## Work to complete
Locate all lines in the data below that hold "kind" and show them.

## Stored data

________________

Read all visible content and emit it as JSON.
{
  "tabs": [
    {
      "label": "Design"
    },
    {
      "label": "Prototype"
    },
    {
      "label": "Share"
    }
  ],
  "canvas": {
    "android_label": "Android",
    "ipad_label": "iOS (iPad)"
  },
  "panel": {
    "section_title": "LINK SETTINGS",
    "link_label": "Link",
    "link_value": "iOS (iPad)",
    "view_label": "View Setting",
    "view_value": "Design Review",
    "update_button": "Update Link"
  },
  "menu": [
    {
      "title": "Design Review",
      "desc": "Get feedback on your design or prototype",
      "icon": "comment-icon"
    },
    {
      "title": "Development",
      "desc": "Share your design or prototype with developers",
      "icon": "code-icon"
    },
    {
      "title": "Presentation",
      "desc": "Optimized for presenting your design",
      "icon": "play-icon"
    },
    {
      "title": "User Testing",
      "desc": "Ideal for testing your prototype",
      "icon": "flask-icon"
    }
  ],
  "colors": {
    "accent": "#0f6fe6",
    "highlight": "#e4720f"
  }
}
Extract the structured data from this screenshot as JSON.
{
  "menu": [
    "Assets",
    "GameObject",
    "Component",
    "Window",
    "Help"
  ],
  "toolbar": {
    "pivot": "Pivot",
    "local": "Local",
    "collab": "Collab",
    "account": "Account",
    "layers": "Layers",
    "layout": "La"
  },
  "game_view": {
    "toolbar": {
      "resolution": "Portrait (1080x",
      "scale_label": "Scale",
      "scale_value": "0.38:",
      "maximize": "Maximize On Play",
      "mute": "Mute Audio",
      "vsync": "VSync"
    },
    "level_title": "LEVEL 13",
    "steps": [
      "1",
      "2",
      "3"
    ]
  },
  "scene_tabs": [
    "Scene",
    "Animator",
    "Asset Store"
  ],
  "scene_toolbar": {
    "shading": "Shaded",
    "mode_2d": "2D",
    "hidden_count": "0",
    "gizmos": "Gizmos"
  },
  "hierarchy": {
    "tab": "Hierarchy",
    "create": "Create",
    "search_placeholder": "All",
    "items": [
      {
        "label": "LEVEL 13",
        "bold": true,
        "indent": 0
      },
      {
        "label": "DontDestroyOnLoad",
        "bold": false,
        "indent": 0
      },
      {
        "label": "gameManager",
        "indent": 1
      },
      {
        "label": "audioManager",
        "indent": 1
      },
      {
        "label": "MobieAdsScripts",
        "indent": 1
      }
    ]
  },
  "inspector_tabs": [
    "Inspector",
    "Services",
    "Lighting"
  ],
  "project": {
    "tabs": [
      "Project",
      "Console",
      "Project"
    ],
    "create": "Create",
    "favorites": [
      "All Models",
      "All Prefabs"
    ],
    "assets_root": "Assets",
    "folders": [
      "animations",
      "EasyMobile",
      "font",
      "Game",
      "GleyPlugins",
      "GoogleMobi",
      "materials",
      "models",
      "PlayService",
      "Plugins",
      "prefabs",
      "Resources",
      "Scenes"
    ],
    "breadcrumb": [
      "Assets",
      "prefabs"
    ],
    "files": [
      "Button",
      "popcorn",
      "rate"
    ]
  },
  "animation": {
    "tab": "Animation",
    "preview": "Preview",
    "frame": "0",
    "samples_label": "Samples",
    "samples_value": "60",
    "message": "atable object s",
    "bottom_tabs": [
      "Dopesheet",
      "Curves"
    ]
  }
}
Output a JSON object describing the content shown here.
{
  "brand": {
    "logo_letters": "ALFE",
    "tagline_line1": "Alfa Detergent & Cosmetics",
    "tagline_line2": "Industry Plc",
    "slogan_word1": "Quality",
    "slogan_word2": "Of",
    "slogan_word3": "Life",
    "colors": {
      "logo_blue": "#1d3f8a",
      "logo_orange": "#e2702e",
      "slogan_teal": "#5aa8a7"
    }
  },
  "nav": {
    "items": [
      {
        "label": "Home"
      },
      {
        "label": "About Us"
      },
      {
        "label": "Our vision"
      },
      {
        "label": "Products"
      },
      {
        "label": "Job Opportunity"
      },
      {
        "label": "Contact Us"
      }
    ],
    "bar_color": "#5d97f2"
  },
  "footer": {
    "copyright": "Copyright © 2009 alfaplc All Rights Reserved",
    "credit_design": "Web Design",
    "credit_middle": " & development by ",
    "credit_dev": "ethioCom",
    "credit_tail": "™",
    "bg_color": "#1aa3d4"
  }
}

________________

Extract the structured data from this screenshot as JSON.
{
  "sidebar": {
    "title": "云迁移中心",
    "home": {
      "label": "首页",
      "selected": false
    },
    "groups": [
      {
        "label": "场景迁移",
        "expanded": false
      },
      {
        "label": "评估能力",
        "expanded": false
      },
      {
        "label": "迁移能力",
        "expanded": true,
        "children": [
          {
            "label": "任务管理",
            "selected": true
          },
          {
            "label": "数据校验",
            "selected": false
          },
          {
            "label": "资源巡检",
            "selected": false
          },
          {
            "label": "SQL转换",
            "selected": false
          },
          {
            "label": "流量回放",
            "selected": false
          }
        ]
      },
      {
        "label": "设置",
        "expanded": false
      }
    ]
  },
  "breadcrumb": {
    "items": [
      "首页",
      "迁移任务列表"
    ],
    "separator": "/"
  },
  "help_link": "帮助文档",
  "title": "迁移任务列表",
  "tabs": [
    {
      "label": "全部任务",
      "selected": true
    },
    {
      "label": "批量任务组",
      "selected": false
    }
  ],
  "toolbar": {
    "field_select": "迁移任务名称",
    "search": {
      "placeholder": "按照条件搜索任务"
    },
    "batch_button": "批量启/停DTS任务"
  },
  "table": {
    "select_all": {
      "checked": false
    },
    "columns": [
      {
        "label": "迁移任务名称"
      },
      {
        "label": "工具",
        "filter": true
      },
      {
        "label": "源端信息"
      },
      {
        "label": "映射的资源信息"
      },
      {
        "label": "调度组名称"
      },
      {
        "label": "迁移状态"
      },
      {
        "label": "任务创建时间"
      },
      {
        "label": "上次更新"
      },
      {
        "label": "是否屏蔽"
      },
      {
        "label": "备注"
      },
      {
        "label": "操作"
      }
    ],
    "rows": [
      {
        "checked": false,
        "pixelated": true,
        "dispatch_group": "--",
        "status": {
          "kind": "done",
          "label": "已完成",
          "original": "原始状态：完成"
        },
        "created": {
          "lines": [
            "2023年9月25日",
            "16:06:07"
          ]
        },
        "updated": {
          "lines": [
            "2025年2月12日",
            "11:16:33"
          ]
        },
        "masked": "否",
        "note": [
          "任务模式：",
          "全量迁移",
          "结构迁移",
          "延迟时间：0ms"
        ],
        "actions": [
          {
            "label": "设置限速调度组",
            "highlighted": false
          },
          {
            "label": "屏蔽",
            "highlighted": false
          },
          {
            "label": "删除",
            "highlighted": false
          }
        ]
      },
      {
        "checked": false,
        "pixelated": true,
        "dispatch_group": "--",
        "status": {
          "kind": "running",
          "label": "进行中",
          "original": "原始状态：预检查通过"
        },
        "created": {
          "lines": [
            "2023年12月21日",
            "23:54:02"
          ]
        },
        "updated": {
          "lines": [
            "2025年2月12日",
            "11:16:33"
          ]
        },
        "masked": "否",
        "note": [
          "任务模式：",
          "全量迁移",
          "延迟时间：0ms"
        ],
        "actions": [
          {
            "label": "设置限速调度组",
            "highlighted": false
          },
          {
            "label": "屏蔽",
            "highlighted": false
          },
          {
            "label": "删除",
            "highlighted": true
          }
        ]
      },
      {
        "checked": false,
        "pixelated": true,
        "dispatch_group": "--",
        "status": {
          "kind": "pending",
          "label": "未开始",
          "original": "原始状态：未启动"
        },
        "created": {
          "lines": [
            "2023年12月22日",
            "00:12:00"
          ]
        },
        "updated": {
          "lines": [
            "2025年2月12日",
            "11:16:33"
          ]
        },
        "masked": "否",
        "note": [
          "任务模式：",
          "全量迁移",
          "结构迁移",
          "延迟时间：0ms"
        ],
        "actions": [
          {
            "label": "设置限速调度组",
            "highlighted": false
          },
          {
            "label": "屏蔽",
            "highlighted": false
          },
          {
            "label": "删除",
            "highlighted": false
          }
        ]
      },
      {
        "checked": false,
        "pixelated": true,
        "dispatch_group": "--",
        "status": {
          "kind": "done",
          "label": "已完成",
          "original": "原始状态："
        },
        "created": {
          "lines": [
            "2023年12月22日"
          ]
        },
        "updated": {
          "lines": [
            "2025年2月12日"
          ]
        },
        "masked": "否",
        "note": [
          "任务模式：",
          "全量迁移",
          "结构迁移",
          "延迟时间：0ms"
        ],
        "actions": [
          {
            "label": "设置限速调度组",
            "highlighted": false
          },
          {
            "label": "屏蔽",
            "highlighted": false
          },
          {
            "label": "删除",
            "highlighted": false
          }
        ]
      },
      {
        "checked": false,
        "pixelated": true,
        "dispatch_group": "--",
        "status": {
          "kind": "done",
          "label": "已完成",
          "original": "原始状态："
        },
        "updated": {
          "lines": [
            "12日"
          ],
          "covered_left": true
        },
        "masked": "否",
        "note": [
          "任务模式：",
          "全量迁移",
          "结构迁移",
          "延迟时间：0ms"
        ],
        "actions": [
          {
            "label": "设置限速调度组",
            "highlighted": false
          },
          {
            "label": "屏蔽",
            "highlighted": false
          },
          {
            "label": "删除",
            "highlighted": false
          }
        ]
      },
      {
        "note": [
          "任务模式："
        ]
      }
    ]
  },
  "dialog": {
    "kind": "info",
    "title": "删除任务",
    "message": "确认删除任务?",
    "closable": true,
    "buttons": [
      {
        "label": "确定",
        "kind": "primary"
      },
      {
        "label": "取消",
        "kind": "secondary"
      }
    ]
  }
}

________________

## Correct result
          "kind": "done",
          "kind": "running",
          "kind": "pending",
          "kind": "done",
          "kind": "done",
    "kind": "info",
        "kind": "primary"
        "kind": "secondary"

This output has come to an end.